**Work instructions:** Leave out the pictures and repeat the data exactly.

**Working data:**
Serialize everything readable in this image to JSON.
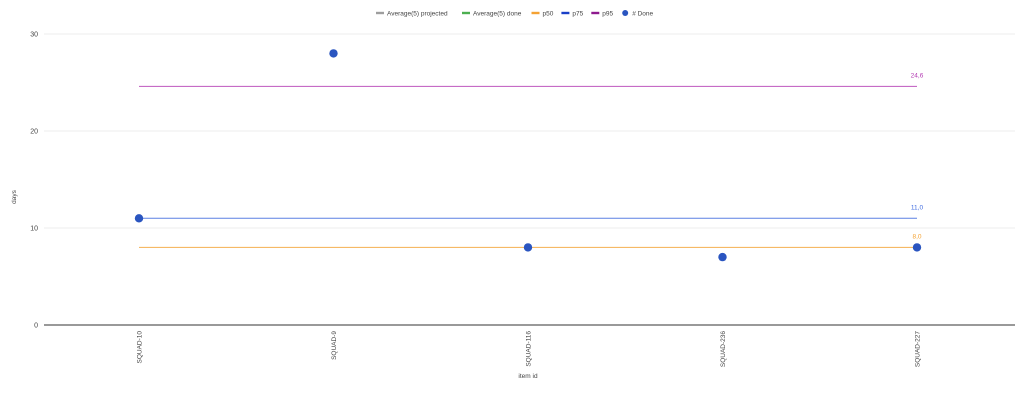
{
  "chart_data": {
    "type": "scatter",
    "title": "",
    "xlabel": "item id",
    "ylabel": "days",
    "ylim": [
      0,
      30
    ],
    "yticks": [
      "0",
      "10",
      "20",
      "30"
    ],
    "categories": [
      "SQUAD-10",
      "SQUAD-9",
      "SQUAD-116",
      "SQUAD-236",
      "SQUAD-227"
    ],
    "legend_position": "top-center",
    "legend": [
      {
        "name": "Average(5) projected",
        "color": "#9e9e9e",
        "marker": "line"
      },
      {
        "name": "Average(5) done",
        "color": "#4caf50",
        "marker": "line"
      },
      {
        "name": "p50",
        "color": "#f4a233",
        "marker": "line"
      },
      {
        "name": "p75",
        "color": "#1a3fc7",
        "marker": "line"
      },
      {
        "name": "p95",
        "color": "#8e1a8e",
        "marker": "line"
      },
      {
        "name": "# Done",
        "color": "#2a55c0",
        "marker": "dot"
      }
    ],
    "series": [
      {
        "name": "# Done",
        "kind": "scatter",
        "color": "#2a55c0",
        "values": [
          11,
          28,
          8,
          7,
          8
        ]
      },
      {
        "name": "p50",
        "kind": "line",
        "color": "#f4a233",
        "values": [
          8,
          8,
          8,
          8,
          8
        ],
        "end_label": "8,0"
      },
      {
        "name": "p75",
        "kind": "line",
        "color": "#3f6be0",
        "values": [
          11,
          11,
          11,
          11,
          11
        ],
        "end_label": "11,0"
      },
      {
        "name": "p95",
        "kind": "line",
        "color": "#b33ab3",
        "values": [
          24.6,
          24.6,
          24.6,
          24.6,
          24.6
        ],
        "end_label": "24,6"
      }
    ],
    "grid": true
  }
}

**Solution:**
Serialize everything readable in this image to JSON.
{
  "chart_data": {
    "type": "scatter",
    "title": "",
    "xlabel": "item id",
    "ylabel": "days",
    "ylim": [
      0,
      30
    ],
    "yticks": [
      "0",
      "10",
      "20",
      "30"
    ],
    "categories": [
      "SQUAD-10",
      "SQUAD-9",
      "SQUAD-116",
      "SQUAD-236",
      "SQUAD-227"
    ],
    "legend_position": "top-center",
    "legend": [
      {
        "name": "Average(5) projected",
        "color": "#9e9e9e",
        "marker": "line"
      },
      {
        "name": "Average(5) done",
        "color": "#4caf50",
        "marker": "line"
      },
      {
        "name": "p50",
        "color": "#f4a233",
        "marker": "line"
      },
      {
        "name": "p75",
        "color": "#1a3fc7",
        "marker": "line"
      },
      {
        "name": "p95",
        "color": "#8e1a8e",
        "marker": "line"
      },
      {
        "name": "# Done",
        "color": "#2a55c0",
        "marker": "dot"
      }
    ],
    "series": [
      {
        "name": "# Done",
        "kind": "scatter",
        "color": "#2a55c0",
        "values": [
          11,
          28,
          8,
          7,
          8
        ]
      },
      {
        "name": "p50",
        "kind": "line",
        "color": "#f4a233",
        "values": [
          8,
          8,
          8,
          8,
          8
        ],
        "end_label": "8,0"
      },
      {
        "name": "p75",
        "kind": "line",
        "color": "#3f6be0",
        "values": [
          11,
          11,
          11,
          11,
          11
        ],
        "end_label": "11,0"
      },
      {
        "name": "p95",
        "kind": "line",
        "color": "#b33ab3",
        "values": [
          24.6,
          24.6,
          24.6,
          24.6,
          24.6
        ],
        "end_label": "24,6"
      }
    ],
    "grid": true
  }
}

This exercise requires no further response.